(INSTRUCTIONS FOR THE TASK): Check every line of the data below for the string "number", and copy the ones that hold it.

(RECORDS FOR PROCESSING):

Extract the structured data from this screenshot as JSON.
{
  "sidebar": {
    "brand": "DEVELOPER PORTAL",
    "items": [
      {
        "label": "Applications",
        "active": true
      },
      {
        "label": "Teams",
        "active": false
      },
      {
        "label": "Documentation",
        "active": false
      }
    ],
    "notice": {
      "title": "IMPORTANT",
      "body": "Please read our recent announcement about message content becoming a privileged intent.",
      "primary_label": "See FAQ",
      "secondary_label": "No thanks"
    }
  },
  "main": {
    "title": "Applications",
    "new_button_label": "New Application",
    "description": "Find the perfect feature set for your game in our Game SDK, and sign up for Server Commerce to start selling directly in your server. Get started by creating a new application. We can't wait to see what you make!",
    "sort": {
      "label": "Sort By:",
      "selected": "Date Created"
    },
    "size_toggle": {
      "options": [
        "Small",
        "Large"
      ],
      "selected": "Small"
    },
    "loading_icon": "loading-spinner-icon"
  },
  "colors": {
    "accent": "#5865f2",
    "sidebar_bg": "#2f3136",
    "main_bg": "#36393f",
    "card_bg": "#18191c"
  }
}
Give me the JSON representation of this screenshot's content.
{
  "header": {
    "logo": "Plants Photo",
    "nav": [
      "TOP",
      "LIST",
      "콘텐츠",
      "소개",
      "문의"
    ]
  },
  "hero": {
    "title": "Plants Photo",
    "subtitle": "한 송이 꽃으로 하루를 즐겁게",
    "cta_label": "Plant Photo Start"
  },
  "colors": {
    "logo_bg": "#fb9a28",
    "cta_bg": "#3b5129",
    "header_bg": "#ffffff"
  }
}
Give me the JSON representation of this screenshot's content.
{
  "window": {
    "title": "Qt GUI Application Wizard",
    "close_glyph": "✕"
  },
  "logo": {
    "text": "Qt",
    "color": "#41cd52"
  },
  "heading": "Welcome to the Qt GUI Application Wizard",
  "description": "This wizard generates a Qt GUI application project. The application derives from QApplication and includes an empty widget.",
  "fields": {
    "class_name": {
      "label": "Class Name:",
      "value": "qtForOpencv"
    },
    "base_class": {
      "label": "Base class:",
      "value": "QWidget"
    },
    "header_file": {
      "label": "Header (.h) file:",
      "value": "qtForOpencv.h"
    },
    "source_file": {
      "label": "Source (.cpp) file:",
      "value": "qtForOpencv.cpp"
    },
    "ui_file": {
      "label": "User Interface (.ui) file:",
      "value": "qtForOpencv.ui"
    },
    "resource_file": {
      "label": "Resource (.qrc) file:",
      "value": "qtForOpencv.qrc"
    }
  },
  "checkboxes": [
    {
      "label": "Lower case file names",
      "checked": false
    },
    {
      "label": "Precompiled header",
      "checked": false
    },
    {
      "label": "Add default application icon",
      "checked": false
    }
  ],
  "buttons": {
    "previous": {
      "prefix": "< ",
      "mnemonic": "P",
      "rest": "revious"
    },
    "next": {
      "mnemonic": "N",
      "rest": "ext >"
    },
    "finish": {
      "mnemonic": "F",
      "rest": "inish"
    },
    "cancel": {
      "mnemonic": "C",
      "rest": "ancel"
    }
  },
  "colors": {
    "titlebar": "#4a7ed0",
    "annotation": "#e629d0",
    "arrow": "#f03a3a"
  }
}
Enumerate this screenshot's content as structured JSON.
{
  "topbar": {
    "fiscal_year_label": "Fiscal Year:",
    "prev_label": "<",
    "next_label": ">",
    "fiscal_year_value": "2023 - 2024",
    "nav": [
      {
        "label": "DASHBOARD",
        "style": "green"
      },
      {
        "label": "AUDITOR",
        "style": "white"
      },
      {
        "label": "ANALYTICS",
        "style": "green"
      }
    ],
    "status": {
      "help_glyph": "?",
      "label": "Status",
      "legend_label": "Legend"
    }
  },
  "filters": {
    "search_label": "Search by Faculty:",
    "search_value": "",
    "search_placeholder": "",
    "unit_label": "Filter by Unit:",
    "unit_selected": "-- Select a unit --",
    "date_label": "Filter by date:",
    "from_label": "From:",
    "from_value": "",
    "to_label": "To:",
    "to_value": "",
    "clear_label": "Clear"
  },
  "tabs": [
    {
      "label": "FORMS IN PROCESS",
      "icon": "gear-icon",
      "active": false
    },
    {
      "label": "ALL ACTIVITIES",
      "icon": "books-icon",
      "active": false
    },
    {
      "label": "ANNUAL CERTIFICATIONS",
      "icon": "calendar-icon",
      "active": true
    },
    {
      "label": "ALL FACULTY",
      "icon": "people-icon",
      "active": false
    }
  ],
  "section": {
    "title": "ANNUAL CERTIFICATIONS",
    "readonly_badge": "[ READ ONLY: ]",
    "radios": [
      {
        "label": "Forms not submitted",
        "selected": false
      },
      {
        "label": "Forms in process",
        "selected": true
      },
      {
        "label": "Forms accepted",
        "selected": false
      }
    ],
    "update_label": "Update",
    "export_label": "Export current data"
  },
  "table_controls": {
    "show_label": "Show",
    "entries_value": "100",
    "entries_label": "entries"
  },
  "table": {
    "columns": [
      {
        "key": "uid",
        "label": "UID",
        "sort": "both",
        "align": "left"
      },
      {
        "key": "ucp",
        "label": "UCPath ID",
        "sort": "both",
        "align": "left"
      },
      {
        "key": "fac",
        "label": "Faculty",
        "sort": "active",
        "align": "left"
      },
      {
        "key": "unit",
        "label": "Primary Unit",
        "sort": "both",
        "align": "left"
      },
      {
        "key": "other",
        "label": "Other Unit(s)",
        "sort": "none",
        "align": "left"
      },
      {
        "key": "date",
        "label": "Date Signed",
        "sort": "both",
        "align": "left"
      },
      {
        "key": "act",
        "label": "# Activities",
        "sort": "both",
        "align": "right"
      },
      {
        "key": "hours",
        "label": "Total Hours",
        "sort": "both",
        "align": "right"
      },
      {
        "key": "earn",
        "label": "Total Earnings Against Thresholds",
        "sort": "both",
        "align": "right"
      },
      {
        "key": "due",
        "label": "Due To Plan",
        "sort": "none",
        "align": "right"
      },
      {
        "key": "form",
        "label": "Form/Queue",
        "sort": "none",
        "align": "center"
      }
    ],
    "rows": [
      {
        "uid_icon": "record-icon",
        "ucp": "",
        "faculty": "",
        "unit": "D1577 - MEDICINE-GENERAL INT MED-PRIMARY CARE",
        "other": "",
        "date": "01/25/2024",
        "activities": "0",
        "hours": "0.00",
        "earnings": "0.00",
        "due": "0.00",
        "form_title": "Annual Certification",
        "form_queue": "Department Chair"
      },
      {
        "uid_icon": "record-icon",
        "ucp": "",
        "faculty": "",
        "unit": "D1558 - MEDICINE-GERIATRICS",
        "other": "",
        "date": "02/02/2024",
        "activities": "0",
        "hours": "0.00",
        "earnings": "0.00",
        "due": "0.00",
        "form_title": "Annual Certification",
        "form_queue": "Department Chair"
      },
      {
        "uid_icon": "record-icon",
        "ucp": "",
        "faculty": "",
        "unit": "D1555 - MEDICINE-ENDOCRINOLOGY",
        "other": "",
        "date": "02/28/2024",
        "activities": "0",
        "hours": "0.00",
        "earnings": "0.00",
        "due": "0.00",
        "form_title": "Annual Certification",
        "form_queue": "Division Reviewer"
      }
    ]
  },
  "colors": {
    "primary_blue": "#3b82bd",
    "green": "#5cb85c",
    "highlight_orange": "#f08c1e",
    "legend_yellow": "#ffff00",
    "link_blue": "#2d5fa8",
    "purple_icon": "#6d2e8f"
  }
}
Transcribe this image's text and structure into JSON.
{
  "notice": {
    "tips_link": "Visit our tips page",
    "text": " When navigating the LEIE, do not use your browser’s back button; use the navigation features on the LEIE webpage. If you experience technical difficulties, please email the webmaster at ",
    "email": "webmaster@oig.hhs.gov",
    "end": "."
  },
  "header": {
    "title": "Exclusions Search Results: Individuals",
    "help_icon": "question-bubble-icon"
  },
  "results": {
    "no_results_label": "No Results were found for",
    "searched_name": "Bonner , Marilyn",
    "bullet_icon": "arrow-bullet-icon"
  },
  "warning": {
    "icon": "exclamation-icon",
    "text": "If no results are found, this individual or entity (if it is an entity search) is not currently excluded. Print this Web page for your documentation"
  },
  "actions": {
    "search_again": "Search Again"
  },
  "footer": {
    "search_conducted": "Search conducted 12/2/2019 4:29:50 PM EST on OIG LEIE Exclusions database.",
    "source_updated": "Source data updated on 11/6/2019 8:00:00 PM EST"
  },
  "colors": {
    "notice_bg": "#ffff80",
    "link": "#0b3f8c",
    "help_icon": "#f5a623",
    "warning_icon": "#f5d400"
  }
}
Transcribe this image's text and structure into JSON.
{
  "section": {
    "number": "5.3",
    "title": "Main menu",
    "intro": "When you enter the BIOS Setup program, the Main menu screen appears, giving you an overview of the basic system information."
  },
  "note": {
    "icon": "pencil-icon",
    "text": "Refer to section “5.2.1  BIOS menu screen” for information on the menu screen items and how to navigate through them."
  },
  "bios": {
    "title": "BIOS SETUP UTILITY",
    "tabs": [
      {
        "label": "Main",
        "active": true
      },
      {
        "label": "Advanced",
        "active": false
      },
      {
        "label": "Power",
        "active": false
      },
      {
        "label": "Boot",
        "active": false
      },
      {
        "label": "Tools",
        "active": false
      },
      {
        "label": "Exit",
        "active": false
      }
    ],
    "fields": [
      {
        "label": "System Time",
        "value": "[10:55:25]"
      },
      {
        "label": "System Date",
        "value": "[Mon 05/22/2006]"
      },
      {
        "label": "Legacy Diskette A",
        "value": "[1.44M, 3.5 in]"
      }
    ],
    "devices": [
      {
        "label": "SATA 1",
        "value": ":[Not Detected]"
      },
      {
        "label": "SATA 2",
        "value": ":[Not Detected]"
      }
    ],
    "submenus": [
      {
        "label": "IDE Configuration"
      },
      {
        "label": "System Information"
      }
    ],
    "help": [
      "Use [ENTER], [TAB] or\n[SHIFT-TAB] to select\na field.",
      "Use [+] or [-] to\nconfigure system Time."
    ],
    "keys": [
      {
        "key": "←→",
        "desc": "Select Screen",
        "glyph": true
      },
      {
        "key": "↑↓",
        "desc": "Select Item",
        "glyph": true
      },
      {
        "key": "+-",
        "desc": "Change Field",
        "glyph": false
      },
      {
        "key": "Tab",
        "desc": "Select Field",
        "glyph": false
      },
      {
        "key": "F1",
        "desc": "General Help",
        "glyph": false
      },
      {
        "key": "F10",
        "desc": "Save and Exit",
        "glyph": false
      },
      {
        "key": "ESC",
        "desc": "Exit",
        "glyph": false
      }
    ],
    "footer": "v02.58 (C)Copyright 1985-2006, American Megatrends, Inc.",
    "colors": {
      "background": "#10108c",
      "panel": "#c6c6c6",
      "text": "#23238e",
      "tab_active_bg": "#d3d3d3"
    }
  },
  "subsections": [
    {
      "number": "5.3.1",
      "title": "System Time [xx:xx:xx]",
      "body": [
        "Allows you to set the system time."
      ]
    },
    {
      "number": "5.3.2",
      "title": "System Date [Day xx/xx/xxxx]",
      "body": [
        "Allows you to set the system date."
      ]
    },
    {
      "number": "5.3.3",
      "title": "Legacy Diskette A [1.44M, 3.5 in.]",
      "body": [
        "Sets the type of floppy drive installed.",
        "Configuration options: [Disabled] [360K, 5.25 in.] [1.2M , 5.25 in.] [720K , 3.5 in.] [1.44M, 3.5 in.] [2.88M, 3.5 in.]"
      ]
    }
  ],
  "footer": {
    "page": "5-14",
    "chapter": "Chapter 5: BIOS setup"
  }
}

(TASK SOLUTION):
    "number": "5.3",
      "number": "5.3.1",
      "number": "5.3.2",
      "number": "5.3.3",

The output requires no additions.